--- BEGIN ---
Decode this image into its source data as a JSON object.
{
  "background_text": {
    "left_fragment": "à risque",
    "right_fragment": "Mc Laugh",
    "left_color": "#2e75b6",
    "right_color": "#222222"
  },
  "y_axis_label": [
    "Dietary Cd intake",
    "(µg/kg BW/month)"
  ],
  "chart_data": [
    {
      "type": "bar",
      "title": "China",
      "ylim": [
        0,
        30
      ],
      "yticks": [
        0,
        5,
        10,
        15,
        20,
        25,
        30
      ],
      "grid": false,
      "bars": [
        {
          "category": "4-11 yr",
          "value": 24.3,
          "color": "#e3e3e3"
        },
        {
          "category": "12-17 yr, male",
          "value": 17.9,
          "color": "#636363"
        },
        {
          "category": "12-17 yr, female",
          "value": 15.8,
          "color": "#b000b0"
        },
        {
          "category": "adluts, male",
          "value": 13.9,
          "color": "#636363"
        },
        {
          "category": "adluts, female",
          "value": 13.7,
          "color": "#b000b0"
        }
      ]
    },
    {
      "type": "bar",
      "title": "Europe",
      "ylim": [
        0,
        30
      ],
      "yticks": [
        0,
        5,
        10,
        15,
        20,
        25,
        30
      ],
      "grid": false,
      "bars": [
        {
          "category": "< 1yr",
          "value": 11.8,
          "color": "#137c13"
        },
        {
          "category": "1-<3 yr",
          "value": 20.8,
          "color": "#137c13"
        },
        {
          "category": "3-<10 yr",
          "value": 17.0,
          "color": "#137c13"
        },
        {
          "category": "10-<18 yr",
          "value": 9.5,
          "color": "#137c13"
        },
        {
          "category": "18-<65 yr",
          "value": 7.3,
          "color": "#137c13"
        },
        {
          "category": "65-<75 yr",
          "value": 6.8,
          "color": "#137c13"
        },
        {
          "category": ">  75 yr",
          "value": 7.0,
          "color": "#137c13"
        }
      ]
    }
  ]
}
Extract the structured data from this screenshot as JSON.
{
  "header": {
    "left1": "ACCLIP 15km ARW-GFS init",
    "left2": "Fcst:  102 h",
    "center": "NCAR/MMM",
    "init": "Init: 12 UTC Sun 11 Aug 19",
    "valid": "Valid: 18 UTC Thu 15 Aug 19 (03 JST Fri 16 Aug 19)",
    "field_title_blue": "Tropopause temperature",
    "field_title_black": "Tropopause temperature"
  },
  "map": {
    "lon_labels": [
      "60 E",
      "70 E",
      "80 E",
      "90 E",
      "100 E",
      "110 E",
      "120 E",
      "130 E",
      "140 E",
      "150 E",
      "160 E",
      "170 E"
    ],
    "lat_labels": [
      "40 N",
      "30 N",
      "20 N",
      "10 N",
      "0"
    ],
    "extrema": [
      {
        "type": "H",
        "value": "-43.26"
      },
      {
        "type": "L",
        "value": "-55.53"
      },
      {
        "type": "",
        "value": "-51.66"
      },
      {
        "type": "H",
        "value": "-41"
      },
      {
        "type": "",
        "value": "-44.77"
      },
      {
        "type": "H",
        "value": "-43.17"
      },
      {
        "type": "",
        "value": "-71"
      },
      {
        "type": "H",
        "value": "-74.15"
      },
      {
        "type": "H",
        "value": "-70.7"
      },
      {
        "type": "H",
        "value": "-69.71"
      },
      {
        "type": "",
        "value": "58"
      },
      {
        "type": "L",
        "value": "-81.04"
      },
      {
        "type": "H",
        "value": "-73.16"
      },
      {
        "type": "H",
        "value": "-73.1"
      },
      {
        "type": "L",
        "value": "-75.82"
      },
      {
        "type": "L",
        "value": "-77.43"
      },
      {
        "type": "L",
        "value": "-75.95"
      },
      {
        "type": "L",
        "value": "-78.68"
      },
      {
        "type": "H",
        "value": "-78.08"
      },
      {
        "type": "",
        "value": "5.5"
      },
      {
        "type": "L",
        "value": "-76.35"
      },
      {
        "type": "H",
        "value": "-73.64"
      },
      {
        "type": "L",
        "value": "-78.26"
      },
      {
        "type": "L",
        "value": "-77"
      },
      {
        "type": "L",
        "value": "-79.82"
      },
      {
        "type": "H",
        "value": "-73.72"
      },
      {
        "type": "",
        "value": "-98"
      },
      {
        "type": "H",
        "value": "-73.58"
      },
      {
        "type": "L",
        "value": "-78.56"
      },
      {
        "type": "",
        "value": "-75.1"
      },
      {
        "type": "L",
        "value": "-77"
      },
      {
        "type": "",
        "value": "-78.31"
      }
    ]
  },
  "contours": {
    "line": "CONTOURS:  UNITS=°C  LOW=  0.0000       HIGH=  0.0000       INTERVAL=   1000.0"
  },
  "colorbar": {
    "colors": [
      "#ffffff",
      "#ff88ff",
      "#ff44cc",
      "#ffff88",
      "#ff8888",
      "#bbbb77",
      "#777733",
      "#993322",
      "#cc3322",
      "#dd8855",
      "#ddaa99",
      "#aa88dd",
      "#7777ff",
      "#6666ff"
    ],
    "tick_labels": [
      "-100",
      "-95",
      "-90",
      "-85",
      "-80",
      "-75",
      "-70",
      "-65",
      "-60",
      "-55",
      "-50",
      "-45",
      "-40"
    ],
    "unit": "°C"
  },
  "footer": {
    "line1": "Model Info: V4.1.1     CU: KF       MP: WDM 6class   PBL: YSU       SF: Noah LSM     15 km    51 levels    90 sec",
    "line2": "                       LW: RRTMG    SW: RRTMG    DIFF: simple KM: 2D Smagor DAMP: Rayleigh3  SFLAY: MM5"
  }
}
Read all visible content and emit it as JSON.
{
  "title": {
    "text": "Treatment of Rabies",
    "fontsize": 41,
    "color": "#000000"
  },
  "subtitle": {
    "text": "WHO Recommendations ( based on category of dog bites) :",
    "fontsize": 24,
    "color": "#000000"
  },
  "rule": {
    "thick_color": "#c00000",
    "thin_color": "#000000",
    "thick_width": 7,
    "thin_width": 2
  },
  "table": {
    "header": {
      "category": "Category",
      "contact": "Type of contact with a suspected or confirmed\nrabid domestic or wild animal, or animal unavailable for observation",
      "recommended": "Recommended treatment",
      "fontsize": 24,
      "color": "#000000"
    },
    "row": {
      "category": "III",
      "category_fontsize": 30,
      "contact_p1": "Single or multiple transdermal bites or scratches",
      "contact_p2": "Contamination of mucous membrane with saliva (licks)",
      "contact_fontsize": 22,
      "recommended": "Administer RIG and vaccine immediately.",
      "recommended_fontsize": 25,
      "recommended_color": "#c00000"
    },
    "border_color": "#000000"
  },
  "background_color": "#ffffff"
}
--- END ---
What needs to be done:
Copy out every entry again, exactly as it was given.

Answer:
Decode this image into its source data as a JSON object.
{
  "background_text": {
    "left_fragment": "à risque",
    "right_fragment": "Mc Laugh",
    "left_color": "#2e75b6",
    "right_color": "#222222"
  },
  "y_axis_label": [
    "Dietary Cd intake",
    "(µg/kg BW/month)"
  ],
  "chart_data": [
    {
      "type": "bar",
      "title": "China",
      "ylim": [
        0,
        30
      ],
      "yticks": [
        0,
        5,
        10,
        15,
        20,
        25,
        30
      ],
      "grid": false,
      "bars": [
        {
          "category": "4-11 yr",
          "value": 24.3,
          "color": "#e3e3e3"
        },
        {
          "category": "12-17 yr, male",
          "value": 17.9,
          "color": "#636363"
        },
        {
          "category": "12-17 yr, female",
          "value": 15.8,
          "color": "#b000b0"
        },
        {
          "category": "adluts, male",
          "value": 13.9,
          "color": "#636363"
        },
        {
          "category": "adluts, female",
          "value": 13.7,
          "color": "#b000b0"
        }
      ]
    },
    {
      "type": "bar",
      "title": "Europe",
      "ylim": [
        0,
        30
      ],
      "yticks": [
        0,
        5,
        10,
        15,
        20,
        25,
        30
      ],
      "grid": false,
      "bars": [
        {
          "category": "< 1yr",
          "value": 11.8,
          "color": "#137c13"
        },
        {
          "category": "1-<3 yr",
          "value": 20.8,
          "color": "#137c13"
        },
        {
          "category": "3-<10 yr",
          "value": 17.0,
          "color": "#137c13"
        },
        {
          "category": "10-<18 yr",
          "value": 9.5,
          "color": "#137c13"
        },
        {
          "category": "18-<65 yr",
          "value": 7.3,
          "color": "#137c13"
        },
        {
          "category": "65-<75 yr",
          "value": 6.8,
          "color": "#137c13"
        },
        {
          "category": ">  75 yr",
          "value": 7.0,
          "color": "#137c13"
        }
      ]
    }
  ]
}
Extract the structured data from this screenshot as JSON.
{
  "header": {
    "left1": "ACCLIP 15km ARW-GFS init",
    "left2": "Fcst:  102 h",
    "center": "NCAR/MMM",
    "init": "Init: 12 UTC Sun 11 Aug 19",
    "valid": "Valid: 18 UTC Thu 15 Aug 19 (03 JST Fri 16 Aug 19)",
    "field_title_blue": "Tropopause temperature",
    "field_title_black": "Tropopause temperature"
  },
  "map": {
    "lon_labels": [
      "60 E",
      "70 E",
      "80 E",
      "90 E",
      "100 E",
      "110 E",
      "120 E",
      "130 E",
      "140 E",
      "150 E",
      "160 E",
      "170 E"
    ],
    "lat_labels": [
      "40 N",
      "30 N",
      "20 N",
      "10 N",
      "0"
    ],
    "extrema": [
      {
        "type": "H",
        "value": "-43.26"
      },
      {
        "type": "L",
        "value": "-55.53"
      },
      {
        "type": "",
        "value": "-51.66"
      },
      {
        "type": "H",
        "value": "-41"
      },
      {
        "type": "",
        "value": "-44.77"
      },
      {
        "type": "H",
        "value": "-43.17"
      },
      {
        "type": "",
        "value": "-71"
      },
      {
        "type": "H",
        "value": "-74.15"
      },
      {
        "type": "H",
        "value": "-70.7"
      },
      {
        "type": "H",
        "value": "-69.71"
      },
      {
        "type": "",
        "value": "58"
      },
      {
        "type": "L",
        "value": "-81.04"
      },
      {
        "type": "H",
        "value": "-73.16"
      },
      {
        "type": "H",
        "value": "-73.1"
      },
      {
        "type": "L",
        "value": "-75.82"
      },
      {
        "type": "L",
        "value": "-77.43"
      },
      {
        "type": "L",
        "value": "-75.95"
      },
      {
        "type": "L",
        "value": "-78.68"
      },
      {
        "type": "H",
        "value": "-78.08"
      },
      {
        "type": "",
        "value": "5.5"
      },
      {
        "type": "L",
        "value": "-76.35"
      },
      {
        "type": "H",
        "value": "-73.64"
      },
      {
        "type": "L",
        "value": "-78.26"
      },
      {
        "type": "L",
        "value": "-77"
      },
      {
        "type": "L",
        "value": "-79.82"
      },
      {
        "type": "H",
        "value": "-73.72"
      },
      {
        "type": "",
        "value": "-98"
      },
      {
        "type": "H",
        "value": "-73.58"
      },
      {
        "type": "L",
        "value": "-78.56"
      },
      {
        "type": "",
        "value": "-75.1"
      },
      {
        "type": "L",
        "value": "-77"
      },
      {
        "type": "",
        "value": "-78.31"
      }
    ]
  },
  "contours": {
    "line": "CONTOURS:  UNITS=°C  LOW=  0.0000       HIGH=  0.0000       INTERVAL=   1000.0"
  },
  "colorbar": {
    "colors": [
      "#ffffff",
      "#ff88ff",
      "#ff44cc",
      "#ffff88",
      "#ff8888",
      "#bbbb77",
      "#777733",
      "#993322",
      "#cc3322",
      "#dd8855",
      "#ddaa99",
      "#aa88dd",
      "#7777ff",
      "#6666ff"
    ],
    "tick_labels": [
      "-100",
      "-95",
      "-90",
      "-85",
      "-80",
      "-75",
      "-70",
      "-65",
      "-60",
      "-55",
      "-50",
      "-45",
      "-40"
    ],
    "unit": "°C"
  },
  "footer": {
    "line1": "Model Info: V4.1.1     CU: KF       MP: WDM 6class   PBL: YSU       SF: Noah LSM     15 km    51 levels    90 sec",
    "line2": "                       LW: RRTMG    SW: RRTMG    DIFF: simple KM: 2D Smagor DAMP: Rayleigh3  SFLAY: MM5"
  }
}
Read all visible content and emit it as JSON.
{
  "title": {
    "text": "Treatment of Rabies",
    "fontsize": 41,
    "color": "#000000"
  },
  "subtitle": {
    "text": "WHO Recommendations ( based on category of dog bites) :",
    "fontsize": 24,
    "color": "#000000"
  },
  "rule": {
    "thick_color": "#c00000",
    "thin_color": "#000000",
    "thick_width": 7,
    "thin_width": 2
  },
  "table": {
    "header": {
      "category": "Category",
      "contact": "Type of contact with a suspected or confirmed\nrabid domestic or wild animal, or animal unavailable for observation",
      "recommended": "Recommended treatment",
      "fontsize": 24,
      "color": "#000000"
    },
    "row": {
      "category": "III",
      "category_fontsize": 30,
      "contact_p1": "Single or multiple transdermal bites or scratches",
      "contact_p2": "Contamination of mucous membrane with saliva (licks)",
      "contact_fontsize": 22,
      "recommended": "Administer RIG and vaccine immediately.",
      "recommended_fontsize": 25,
      "recommended_color": "#c00000"
    },
    "border_color": "#000000"
  },
  "background_color": "#ffffff"
}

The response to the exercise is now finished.